§ **Goal**:
Drop every picture, then transcribe the remaining data exactly.

+-------+

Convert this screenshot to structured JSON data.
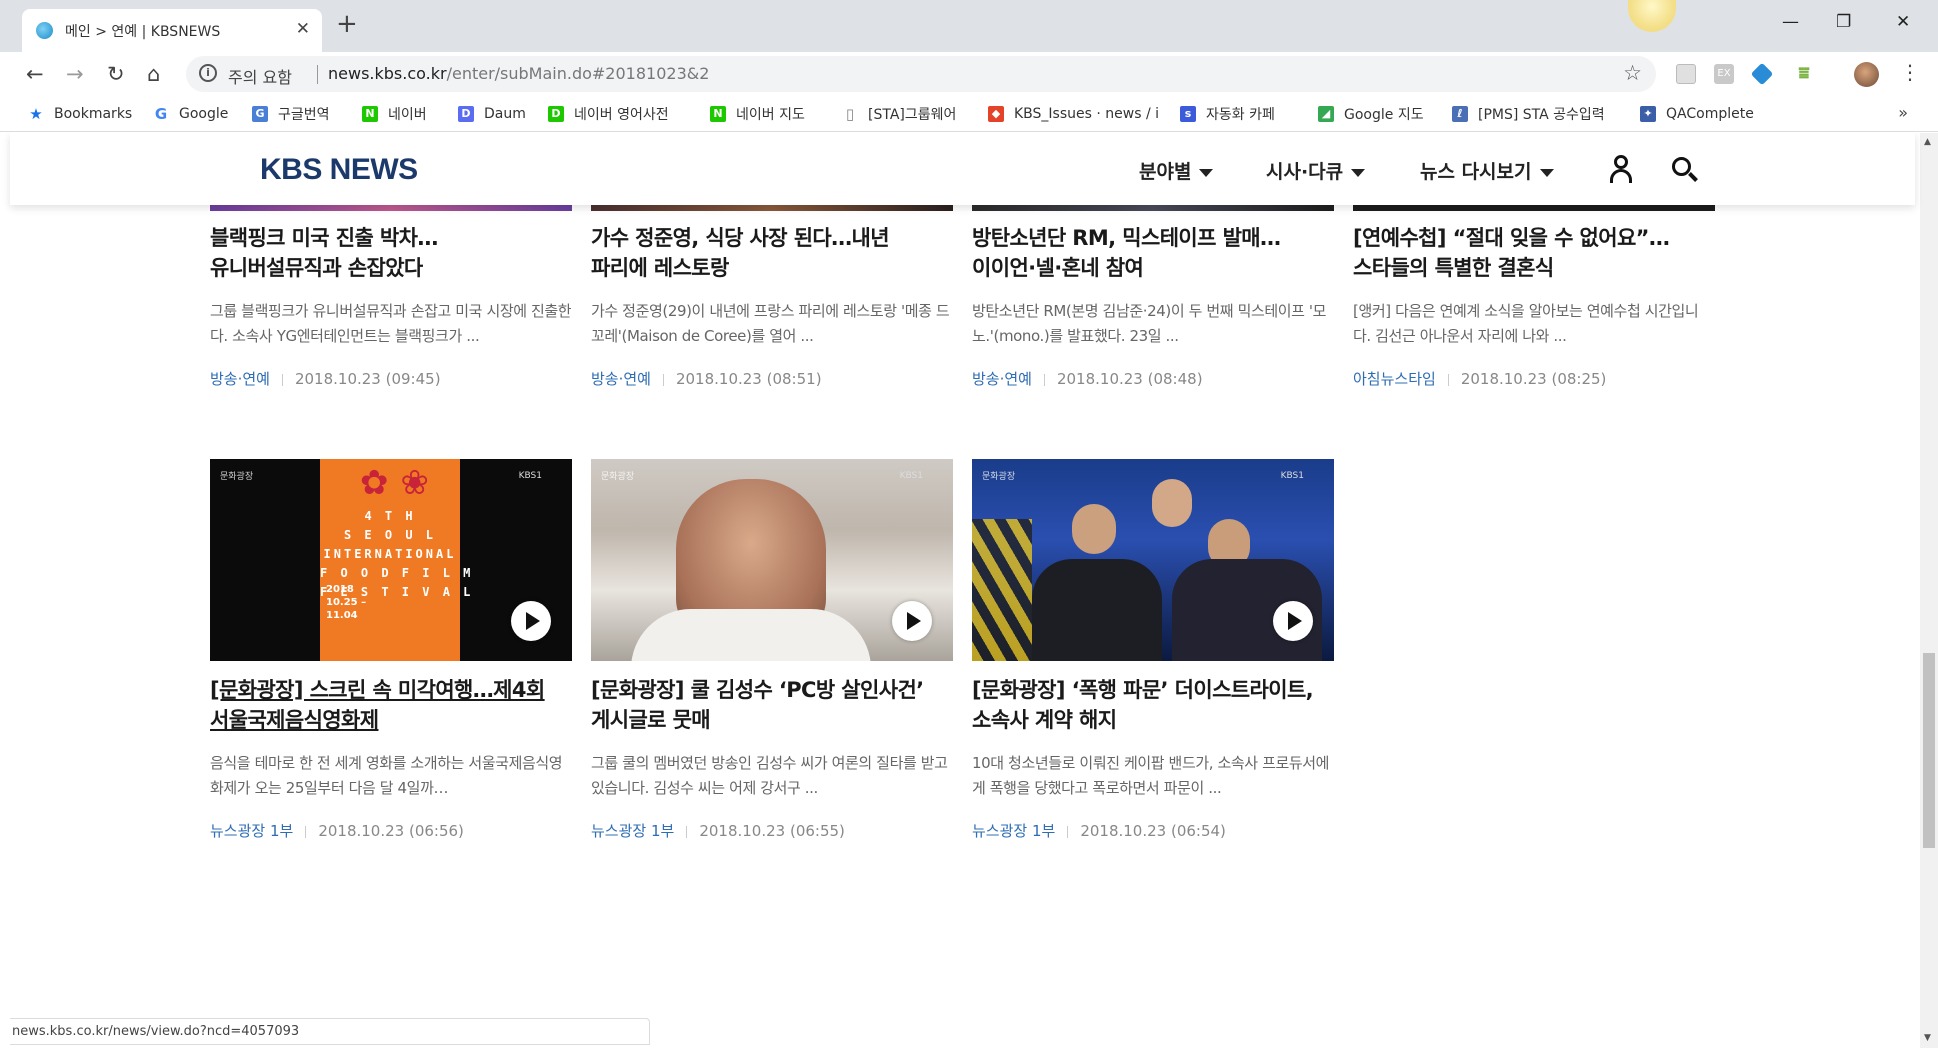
{
  "browser": {
    "tab_title": "메인 > 연예 | KBSNEWS",
    "tab_close": "✕",
    "new_tab": "+",
    "window_controls": [
      "—",
      "❐",
      "✕"
    ],
    "nav": {
      "back": "←",
      "forward": "→",
      "reload": "↻",
      "home": "⌂"
    },
    "omnibox": {
      "info": "i",
      "security_label": "주의 요함",
      "url_host": "news.kbs.co.kr",
      "url_path": "/enter/subMain.do#20181023&2",
      "star": "☆"
    },
    "extensions": [
      "EX"
    ],
    "menu": "⋮",
    "bookmarks": [
      {
        "label": "Bookmarks",
        "icon": "star-icon",
        "glyph": "★",
        "color": "#1a73e8"
      },
      {
        "label": "Google",
        "icon": "google-icon",
        "glyph": "G",
        "color": "#4285f4"
      },
      {
        "label": "구글번역",
        "icon": "translate-icon",
        "glyph": "G",
        "color": "#4a7fd6"
      },
      {
        "label": "네이버",
        "icon": "naver-icon",
        "glyph": "N",
        "color": "#1ec800"
      },
      {
        "label": "Daum",
        "icon": "daum-icon",
        "glyph": "D",
        "color": "#5a6cf0"
      },
      {
        "label": "네이버 영어사전",
        "icon": "dict-icon",
        "glyph": "D",
        "color": "#1ec800"
      },
      {
        "label": "네이버 지도",
        "icon": "naver-icon",
        "glyph": "N",
        "color": "#1ec800"
      },
      {
        "label": "[STA]그룹웨어",
        "icon": "page-icon",
        "glyph": "▯",
        "color": "#888888"
      },
      {
        "label": "KBS_Issues · news / i",
        "icon": "gitlab-icon",
        "glyph": "◆",
        "color": "#e24329"
      },
      {
        "label": "자동화 카페",
        "icon": "cafe-icon",
        "glyph": "s",
        "color": "#3b5bdb"
      },
      {
        "label": "Google 지도",
        "icon": "maps-icon",
        "glyph": "◢",
        "color": "#34a853"
      },
      {
        "label": "[PMS] STA 공수입력",
        "icon": "pms-icon",
        "glyph": "ℓ",
        "color": "#4a6fb5"
      },
      {
        "label": "QAComplete",
        "icon": "qa-icon",
        "glyph": "✦",
        "color": "#3a5ea8"
      }
    ],
    "bookmarks_more": "»",
    "status_url": "news.kbs.co.kr/news/view.do?ncd=4057093"
  },
  "site": {
    "logo": "KBS NEWS",
    "menu": [
      {
        "label": "분야별"
      },
      {
        "label": "시사·다큐"
      },
      {
        "label": "뉴스 다시보기"
      }
    ]
  },
  "articles_row1": [
    {
      "title_line1": "블랙핑크 미국 진출 박차…",
      "title_line2": "유니버설뮤직과 손잡았다",
      "summary": "그룹 블랙핑크가 유니버설뮤직과 손잡고 미국 시장에 진출한다. 소속사 YG엔터테인먼트는 블랙핑크가 ...",
      "category": "방송·연예",
      "date": "2018.10.23 (09:45)",
      "strip_color": "#6a3fa0"
    },
    {
      "title_line1": "가수 정준영, 식당 사장 된다…내년",
      "title_line2": "파리에 레스토랑",
      "summary": "가수 정준영(29)이 내년에 프랑스 파리에 레스토랑 '메종 드 꼬레'(Maison de Coree)를 열어 ...",
      "category": "방송·연예",
      "date": "2018.10.23 (08:51)",
      "strip_color": "#3a2a2a"
    },
    {
      "title_line1": "방탄소년단 RM, 믹스테이프 발매…",
      "title_line2": "이이언·넬·혼네 참여",
      "summary": "방탄소년단 RM(본명 김남준·24)이 두 번째 믹스테이프 '모노.'(mono.)를 발표했다. 23일 ...",
      "category": "방송·연예",
      "date": "2018.10.23 (08:48)",
      "strip_color": "#2b2b2b"
    },
    {
      "title_line1": "[연예수첩] “절대 잊을 수 없어요”…",
      "title_line2": "스타들의 특별한 결혼식",
      "summary": "[앵커] 다음은 연예계 소식을 알아보는 연예수첩 시간입니다. 김선근 아나운서 자리에 나와 ...",
      "category": "아침뉴스타임",
      "date": "2018.10.23 (08:25)",
      "strip_color": "#1c1c1c"
    }
  ],
  "articles_row2": [
    {
      "title_line1": "[문화광장] 스크린 속 미각여행…제4회",
      "title_line2": "서울국제음식영화제",
      "summary": "음식을 테마로 한 전 세계 영화를 소개하는 서울국제음식영화제가 오는 25일부터 다음 달 4일까…",
      "category": "뉴스광장 1부",
      "date": "2018.10.23 (06:56)",
      "poster_text": "4 T H\nS E O U L\nINTERNATIONAL\nF O O D F I L M\nF E S T I V A L",
      "poster_date": "2018\n10.25 –\n11.04",
      "thumb_logo": "문화광장",
      "thumb_channel": "KBS1"
    },
    {
      "title_line1": "[문화광장] 쿨 김성수 ‘PC방 살인사건’",
      "title_line2": "게시글로 뭇매",
      "summary": "그룹 쿨의 멤버였던 방송인 김성수 씨가 여론의 질타를 받고 있습니다. 김성수 씨는 어제 강서구 ...",
      "category": "뉴스광장 1부",
      "date": "2018.10.23 (06:55)",
      "thumb_logo": "문화광장",
      "thumb_channel": "KBS1"
    },
    {
      "title_line1": "[문화광장] ‘폭행 파문’ 더이스트라이트,",
      "title_line2": "소속사 계약 해지",
      "summary": "10대 청소년들로 이뤄진 케이팝 밴드가, 소속사 프로듀서에게 폭행을 당했다고 폭로하면서 파문이 ...",
      "category": "뉴스광장 1부",
      "date": "2018.10.23 (06:54)",
      "thumb_logo": "문화광장",
      "thumb_channel": "KBS1"
    }
  ]
}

+-------+

§ **Output of the exercise**:
Convert this screenshot to structured JSON data.
{
  "browser": {
    "tab_title": "메인 > 연예 | KBSNEWS",
    "tab_close": "✕",
    "new_tab": "+",
    "window_controls": [
      "—",
      "❐",
      "✕"
    ],
    "nav": {
      "back": "←",
      "forward": "→",
      "reload": "↻",
      "home": "⌂"
    },
    "omnibox": {
      "info": "i",
      "security_label": "주의 요함",
      "url_host": "news.kbs.co.kr",
      "url_path": "/enter/subMain.do#20181023&2",
      "star": "☆"
    },
    "extensions": [
      "EX"
    ],
    "menu": "⋮",
    "bookmarks": [
      {
        "label": "Bookmarks",
        "icon": "star-icon",
        "glyph": "★",
        "color": "#1a73e8"
      },
      {
        "label": "Google",
        "icon": "google-icon",
        "glyph": "G",
        "color": "#4285f4"
      },
      {
        "label": "구글번역",
        "icon": "translate-icon",
        "glyph": "G",
        "color": "#4a7fd6"
      },
      {
        "label": "네이버",
        "icon": "naver-icon",
        "glyph": "N",
        "color": "#1ec800"
      },
      {
        "label": "Daum",
        "icon": "daum-icon",
        "glyph": "D",
        "color": "#5a6cf0"
      },
      {
        "label": "네이버 영어사전",
        "icon": "dict-icon",
        "glyph": "D",
        "color": "#1ec800"
      },
      {
        "label": "네이버 지도",
        "icon": "naver-icon",
        "glyph": "N",
        "color": "#1ec800"
      },
      {
        "label": "[STA]그룹웨어",
        "icon": "page-icon",
        "glyph": "▯",
        "color": "#888888"
      },
      {
        "label": "KBS_Issues · news / i",
        "icon": "gitlab-icon",
        "glyph": "◆",
        "color": "#e24329"
      },
      {
        "label": "자동화 카페",
        "icon": "cafe-icon",
        "glyph": "s",
        "color": "#3b5bdb"
      },
      {
        "label": "Google 지도",
        "icon": "maps-icon",
        "glyph": "◢",
        "color": "#34a853"
      },
      {
        "label": "[PMS] STA 공수입력",
        "icon": "pms-icon",
        "glyph": "ℓ",
        "color": "#4a6fb5"
      },
      {
        "label": "QAComplete",
        "icon": "qa-icon",
        "glyph": "✦",
        "color": "#3a5ea8"
      }
    ],
    "bookmarks_more": "»",
    "status_url": "news.kbs.co.kr/news/view.do?ncd=4057093"
  },
  "site": {
    "logo": "KBS NEWS",
    "menu": [
      {
        "label": "분야별"
      },
      {
        "label": "시사·다큐"
      },
      {
        "label": "뉴스 다시보기"
      }
    ]
  },
  "articles_row1": [
    {
      "title_line1": "블랙핑크 미국 진출 박차…",
      "title_line2": "유니버설뮤직과 손잡았다",
      "summary": "그룹 블랙핑크가 유니버설뮤직과 손잡고 미국 시장에 진출한다. 소속사 YG엔터테인먼트는 블랙핑크가 ...",
      "category": "방송·연예",
      "date": "2018.10.23 (09:45)",
      "strip_color": "#6a3fa0"
    },
    {
      "title_line1": "가수 정준영, 식당 사장 된다…내년",
      "title_line2": "파리에 레스토랑",
      "summary": "가수 정준영(29)이 내년에 프랑스 파리에 레스토랑 '메종 드 꼬레'(Maison de Coree)를 열어 ...",
      "category": "방송·연예",
      "date": "2018.10.23 (08:51)",
      "strip_color": "#3a2a2a"
    },
    {
      "title_line1": "방탄소년단 RM, 믹스테이프 발매…",
      "title_line2": "이이언·넬·혼네 참여",
      "summary": "방탄소년단 RM(본명 김남준·24)이 두 번째 믹스테이프 '모노.'(mono.)를 발표했다. 23일 ...",
      "category": "방송·연예",
      "date": "2018.10.23 (08:48)",
      "strip_color": "#2b2b2b"
    },
    {
      "title_line1": "[연예수첩] “절대 잊을 수 없어요”…",
      "title_line2": "스타들의 특별한 결혼식",
      "summary": "[앵커] 다음은 연예계 소식을 알아보는 연예수첩 시간입니다. 김선근 아나운서 자리에 나와 ...",
      "category": "아침뉴스타임",
      "date": "2018.10.23 (08:25)",
      "strip_color": "#1c1c1c"
    }
  ],
  "articles_row2": [
    {
      "title_line1": "[문화광장] 스크린 속 미각여행…제4회",
      "title_line2": "서울국제음식영화제",
      "summary": "음식을 테마로 한 전 세계 영화를 소개하는 서울국제음식영화제가 오는 25일부터 다음 달 4일까…",
      "category": "뉴스광장 1부",
      "date": "2018.10.23 (06:56)",
      "poster_text": "4 T H\nS E O U L\nINTERNATIONAL\nF O O D F I L M\nF E S T I V A L",
      "poster_date": "2018\n10.25 –\n11.04",
      "thumb_logo": "문화광장",
      "thumb_channel": "KBS1"
    },
    {
      "title_line1": "[문화광장] 쿨 김성수 ‘PC방 살인사건’",
      "title_line2": "게시글로 뭇매",
      "summary": "그룹 쿨의 멤버였던 방송인 김성수 씨가 여론의 질타를 받고 있습니다. 김성수 씨는 어제 강서구 ...",
      "category": "뉴스광장 1부",
      "date": "2018.10.23 (06:55)",
      "thumb_logo": "문화광장",
      "thumb_channel": "KBS1"
    },
    {
      "title_line1": "[문화광장] ‘폭행 파문’ 더이스트라이트,",
      "title_line2": "소속사 계약 해지",
      "summary": "10대 청소년들로 이뤄진 케이팝 밴드가, 소속사 프로듀서에게 폭행을 당했다고 폭로하면서 파문이 ...",
      "category": "뉴스광장 1부",
      "date": "2018.10.23 (06:54)",
      "thumb_logo": "문화광장",
      "thumb_channel": "KBS1"
    }
  ]
}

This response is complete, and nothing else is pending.